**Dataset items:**
---
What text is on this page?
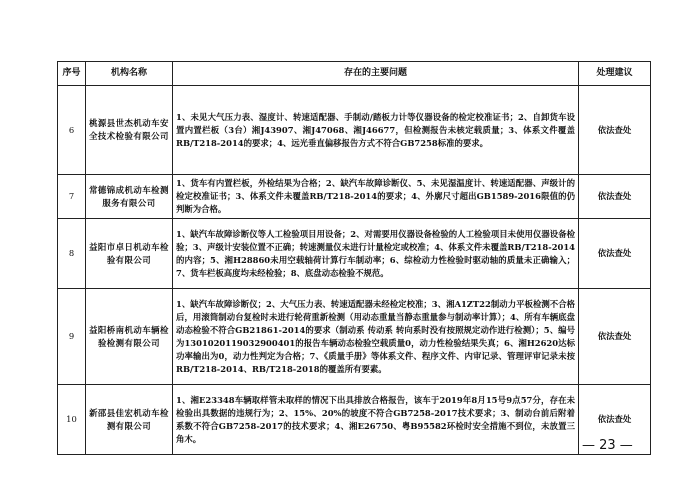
序号	机构名称	存在的主要问题	处理建议
6	桃源县世杰机动车安全技术检验有限公司	1、未见大气压力表、湿度计、转速适配器、手制动/踏板力计等仪器设备的检定校准证书；2、自卸货车设置内置栏板（3台）湘J43907、湘J47068、湘J46677，但检测报告未核定载质量；3、体系文件覆盖RB/T218-2014的要求；4、远光垂直偏移报告方式不符合GB7258标准的要求。	依法查处
7	常德锦成机动车检测服务有限公司	1、货车有内置栏板，外检结果为合格；2、缺汽车故障诊断仪、5、未见湿温度计、转速适配器、声级计的检定校准证书；3、体系文件未覆盖RB/T218-2014的要求；4、外廓尺寸超出GB1589-2016限值的仍判断为合格。	依法查处
8	益阳市卓日机动车检验有限公司	1、缺汽车故障诊断仪等人工检验项目用设备；2、对需要用仪器设备检验的人工检验项目未使用仪器设备检验；3、声级计安装位置不正确；转速测量仪未进行计量检定或校准；4、体系文件未覆盖RB/T218-2014的内容；5、湘H28860未用空载轴荷计算行车制动率；6、综检动力性检验时驱动轴的质量未正确输入；7、货车栏板高度均未经检验；8、底盘动态检验不规范。	依法查处
9	益阳桥南机动车辆检验检测有限公司	1、缺汽车故障诊断仪；2、大气压力表、转速适配器未经检定校准；3、湘A1ZT22制动力平板检测不合格后，用滚筒制动台复检时未进行轮荷重新检测（用动态重量当静态重量参与制动率计算）；4、所有车辆底盘动态检验不符合GB21861-2014的要求（制动系 传动系 转向系时没有按照规定动作进行检测）；5、编号为1301020119032900401的报告车辆动态检验空载质量0，动力性检验结果失真；6、湘H2620达标功率输出为0，动力性判定为合格；7、《质量手册》等体系文件、程序文件、内审记录、管理评审记录未按RB/T218-2014、RB/T218-2018的覆盖所有要素。	依法查处
10	新邵县佳宏机动车检测有限公司	1、湘E23348车辆取样管未取样的情况下出具排放合格报告，该车于2019年8月15号9点57分，存在未检验出具数据的违规行为；2、15%、20%的坡度不符合GB7258-2017技术要求；3、制动台前后附着系数不符合GB7258-2017的技术要求；4、湘E26750、粤B95582环检时安全措施不到位，未放置三角木。	依法查处
— 23 —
---
**Exercise details:** Reply with nothing but the number of lines in the data above that contain "依法查处".

**Result of this task:** 5